## Given request
Find and copy each line of the records where the string "Velocity" shows up.

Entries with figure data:
—————

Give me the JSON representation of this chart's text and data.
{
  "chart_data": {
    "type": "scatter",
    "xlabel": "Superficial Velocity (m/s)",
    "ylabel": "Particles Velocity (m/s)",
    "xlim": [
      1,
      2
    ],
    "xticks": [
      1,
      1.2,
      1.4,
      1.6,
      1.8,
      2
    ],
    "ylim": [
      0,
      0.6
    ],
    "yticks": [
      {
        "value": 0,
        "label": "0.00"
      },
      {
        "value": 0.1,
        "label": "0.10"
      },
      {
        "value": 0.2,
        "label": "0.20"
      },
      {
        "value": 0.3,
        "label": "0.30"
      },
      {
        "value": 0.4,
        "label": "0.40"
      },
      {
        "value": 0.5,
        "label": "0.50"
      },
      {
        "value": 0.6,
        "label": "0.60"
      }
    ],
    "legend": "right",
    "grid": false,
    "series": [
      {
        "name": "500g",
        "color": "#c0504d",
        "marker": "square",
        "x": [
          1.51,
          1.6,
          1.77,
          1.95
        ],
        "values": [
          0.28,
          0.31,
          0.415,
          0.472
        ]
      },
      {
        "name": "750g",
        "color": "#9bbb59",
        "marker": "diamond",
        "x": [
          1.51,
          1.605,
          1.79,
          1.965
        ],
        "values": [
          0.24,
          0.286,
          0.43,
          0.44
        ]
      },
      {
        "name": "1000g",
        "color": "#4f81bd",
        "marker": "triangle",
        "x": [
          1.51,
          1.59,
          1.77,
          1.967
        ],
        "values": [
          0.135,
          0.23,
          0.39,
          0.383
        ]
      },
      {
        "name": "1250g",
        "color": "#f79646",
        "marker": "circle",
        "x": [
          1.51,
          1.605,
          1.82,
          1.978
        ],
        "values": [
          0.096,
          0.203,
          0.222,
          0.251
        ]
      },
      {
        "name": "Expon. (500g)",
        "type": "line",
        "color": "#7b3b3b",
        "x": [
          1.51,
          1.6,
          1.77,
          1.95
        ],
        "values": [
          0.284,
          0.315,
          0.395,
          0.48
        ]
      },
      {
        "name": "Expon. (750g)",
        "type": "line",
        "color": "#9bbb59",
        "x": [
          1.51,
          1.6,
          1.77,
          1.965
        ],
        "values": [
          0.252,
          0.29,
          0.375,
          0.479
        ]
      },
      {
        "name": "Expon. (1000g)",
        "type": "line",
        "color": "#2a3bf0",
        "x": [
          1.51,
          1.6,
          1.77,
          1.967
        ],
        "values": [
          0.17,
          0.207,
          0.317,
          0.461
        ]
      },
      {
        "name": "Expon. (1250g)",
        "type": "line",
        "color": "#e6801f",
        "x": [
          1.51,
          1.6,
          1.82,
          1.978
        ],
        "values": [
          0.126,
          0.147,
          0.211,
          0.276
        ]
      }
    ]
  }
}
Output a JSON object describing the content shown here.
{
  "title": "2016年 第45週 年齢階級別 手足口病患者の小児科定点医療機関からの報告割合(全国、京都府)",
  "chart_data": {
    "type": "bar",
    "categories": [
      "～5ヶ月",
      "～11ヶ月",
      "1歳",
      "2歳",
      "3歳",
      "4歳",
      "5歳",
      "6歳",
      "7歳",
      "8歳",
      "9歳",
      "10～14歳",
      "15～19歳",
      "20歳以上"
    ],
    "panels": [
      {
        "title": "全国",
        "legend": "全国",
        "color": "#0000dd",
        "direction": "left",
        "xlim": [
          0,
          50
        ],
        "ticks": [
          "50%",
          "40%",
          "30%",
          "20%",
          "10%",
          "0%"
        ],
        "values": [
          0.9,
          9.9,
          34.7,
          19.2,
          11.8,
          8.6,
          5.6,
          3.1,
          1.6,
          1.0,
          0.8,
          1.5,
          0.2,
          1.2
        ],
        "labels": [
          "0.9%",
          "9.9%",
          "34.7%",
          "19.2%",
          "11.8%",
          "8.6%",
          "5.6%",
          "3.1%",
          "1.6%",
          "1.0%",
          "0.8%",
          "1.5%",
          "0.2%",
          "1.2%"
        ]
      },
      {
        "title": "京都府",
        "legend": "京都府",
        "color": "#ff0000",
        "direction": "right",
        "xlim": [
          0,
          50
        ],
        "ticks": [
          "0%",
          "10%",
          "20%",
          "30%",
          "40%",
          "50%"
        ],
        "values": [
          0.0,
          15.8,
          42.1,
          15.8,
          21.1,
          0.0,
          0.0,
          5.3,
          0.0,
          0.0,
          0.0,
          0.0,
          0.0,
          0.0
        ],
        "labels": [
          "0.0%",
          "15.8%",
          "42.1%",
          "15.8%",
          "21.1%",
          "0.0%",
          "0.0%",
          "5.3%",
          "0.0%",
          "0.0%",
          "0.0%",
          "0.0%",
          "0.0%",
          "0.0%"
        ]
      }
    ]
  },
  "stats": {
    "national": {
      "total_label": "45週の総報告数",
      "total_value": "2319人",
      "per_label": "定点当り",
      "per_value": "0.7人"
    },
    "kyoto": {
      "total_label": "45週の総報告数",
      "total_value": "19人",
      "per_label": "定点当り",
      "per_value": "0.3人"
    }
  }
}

—————

## Completed task
    "xlabel": "Superficial Velocity (m/s)",
    "ylabel": "Particles Velocity (m/s)",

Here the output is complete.